→ **Short exercise**
The data below is to be returned in full and exactly.

→ **Data to use**
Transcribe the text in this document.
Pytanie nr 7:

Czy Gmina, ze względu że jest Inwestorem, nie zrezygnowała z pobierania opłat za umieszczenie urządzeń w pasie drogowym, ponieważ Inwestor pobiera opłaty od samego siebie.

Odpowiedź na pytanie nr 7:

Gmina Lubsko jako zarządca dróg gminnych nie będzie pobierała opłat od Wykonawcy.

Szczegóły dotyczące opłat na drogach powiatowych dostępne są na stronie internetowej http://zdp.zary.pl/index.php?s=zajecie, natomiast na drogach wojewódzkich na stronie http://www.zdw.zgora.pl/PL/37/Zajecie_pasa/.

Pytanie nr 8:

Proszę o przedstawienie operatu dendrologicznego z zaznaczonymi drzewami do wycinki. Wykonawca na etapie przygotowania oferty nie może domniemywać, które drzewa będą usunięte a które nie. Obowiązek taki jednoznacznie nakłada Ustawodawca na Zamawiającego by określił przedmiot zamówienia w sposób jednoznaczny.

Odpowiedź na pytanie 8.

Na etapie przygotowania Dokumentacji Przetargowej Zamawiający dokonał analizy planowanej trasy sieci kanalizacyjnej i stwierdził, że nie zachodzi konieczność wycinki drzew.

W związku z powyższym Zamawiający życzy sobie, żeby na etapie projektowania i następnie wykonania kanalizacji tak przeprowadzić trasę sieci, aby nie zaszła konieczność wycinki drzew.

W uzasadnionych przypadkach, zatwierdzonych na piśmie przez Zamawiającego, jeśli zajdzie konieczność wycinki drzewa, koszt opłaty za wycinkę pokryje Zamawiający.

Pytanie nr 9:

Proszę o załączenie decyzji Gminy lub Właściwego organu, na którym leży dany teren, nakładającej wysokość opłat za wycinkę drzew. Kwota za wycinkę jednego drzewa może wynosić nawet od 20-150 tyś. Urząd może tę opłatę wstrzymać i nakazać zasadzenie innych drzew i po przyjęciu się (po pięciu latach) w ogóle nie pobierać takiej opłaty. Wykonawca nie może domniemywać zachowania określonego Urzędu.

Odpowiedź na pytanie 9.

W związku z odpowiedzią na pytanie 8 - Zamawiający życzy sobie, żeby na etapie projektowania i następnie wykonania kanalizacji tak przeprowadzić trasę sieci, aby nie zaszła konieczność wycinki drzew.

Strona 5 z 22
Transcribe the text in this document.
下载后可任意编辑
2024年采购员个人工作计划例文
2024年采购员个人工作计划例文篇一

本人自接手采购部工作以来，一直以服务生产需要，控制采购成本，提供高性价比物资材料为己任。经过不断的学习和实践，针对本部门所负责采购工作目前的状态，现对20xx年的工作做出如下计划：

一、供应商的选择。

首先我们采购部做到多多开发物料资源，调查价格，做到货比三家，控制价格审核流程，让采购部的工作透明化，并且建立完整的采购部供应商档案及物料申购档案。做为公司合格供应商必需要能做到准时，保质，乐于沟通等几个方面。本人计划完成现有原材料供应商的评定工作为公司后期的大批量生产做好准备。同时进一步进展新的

→ **Answer to this exercise**
Transcribe the text in this document.
Pytanie nr 7:

Czy Gmina, ze względu że jest Inwestorem, nie zrezygnowała z pobierania opłat za umieszczenie urządzeń w pasie drogowym, ponieważ Inwestor pobiera opłaty od samego siebie.

Odpowiedź na pytanie nr 7:

Gmina Lubsko jako zarządca dróg gminnych nie będzie pobierała opłat od Wykonawcy.

Szczegóły dotyczące opłat na drogach powiatowych dostępne są na stronie internetowej http://zdp.zary.pl/index.php?s=zajecie, natomiast na drogach wojewódzkich na stronie http://www.zdw.zgora.pl/PL/37/Zajecie_pasa/.

Pytanie nr 8:

Proszę o przedstawienie operatu dendrologicznego z zaznaczonymi drzewami do wycinki. Wykonawca na etapie przygotowania oferty nie może domniemywać, które drzewa będą usunięte a które nie. Obowiązek taki jednoznacznie nakłada Ustawodawca na Zamawiającego by określił przedmiot zamówienia w sposób jednoznaczny.

Odpowiedź na pytanie 8.

Na etapie przygotowania Dokumentacji Przetargowej Zamawiający dokonał analizy planowanej trasy sieci kanalizacyjnej i stwierdził, że nie zachodzi konieczność wycinki drzew.

W związku z powyższym Zamawiający życzy sobie, żeby na etapie projektowania i następnie wykonania kanalizacji tak przeprowadzić trasę sieci, aby nie zaszła konieczność wycinki drzew.

W uzasadnionych przypadkach, zatwierdzonych na piśmie przez Zamawiającego, jeśli zajdzie konieczność wycinki drzewa, koszt opłaty za wycinkę pokryje Zamawiający.

Pytanie nr 9:

Proszę o załączenie decyzji Gminy lub Właściwego organu, na którym leży dany teren, nakładającej wysokość opłat za wycinkę drzew. Kwota za wycinkę jednego drzewa może wynosić nawet od 20-150 tyś. Urząd może tę opłatę wstrzymać i nakazać zasadzenie innych drzew i po przyjęciu się (po pięciu latach) w ogóle nie pobierać takiej opłaty. Wykonawca nie może domniemywać zachowania określonego Urzędu.

Odpowiedź na pytanie 9.

W związku z odpowiedzią na pytanie 8 - Zamawiający życzy sobie, żeby na etapie projektowania i następnie wykonania kanalizacji tak przeprowadzić trasę sieci, aby nie zaszła konieczność wycinki drzew.

Strona 5 z 22
Transcribe the text in this document.
下载后可任意编辑
2024年采购员个人工作计划例文
2024年采购员个人工作计划例文篇一

本人自接手采购部工作以来，一直以服务生产需要，控制采购成本，提供高性价比物资材料为己任。经过不断的学习和实践，针对本部门所负责采购工作目前的状态，现对20xx年的工作做出如下计划：

一、供应商的选择。

首先我们采购部做到多多开发物料资源，调查价格，做到货比三家，控制价格审核流程，让采购部的工作透明化，并且建立完整的采购部供应商档案及物料申购档案。做为公司合格供应商必需要能做到准时，保质，乐于沟通等几个方面。本人计划完成现有原材料供应商的评定工作为公司后期的大批量生产做好准备。同时进一步进展新的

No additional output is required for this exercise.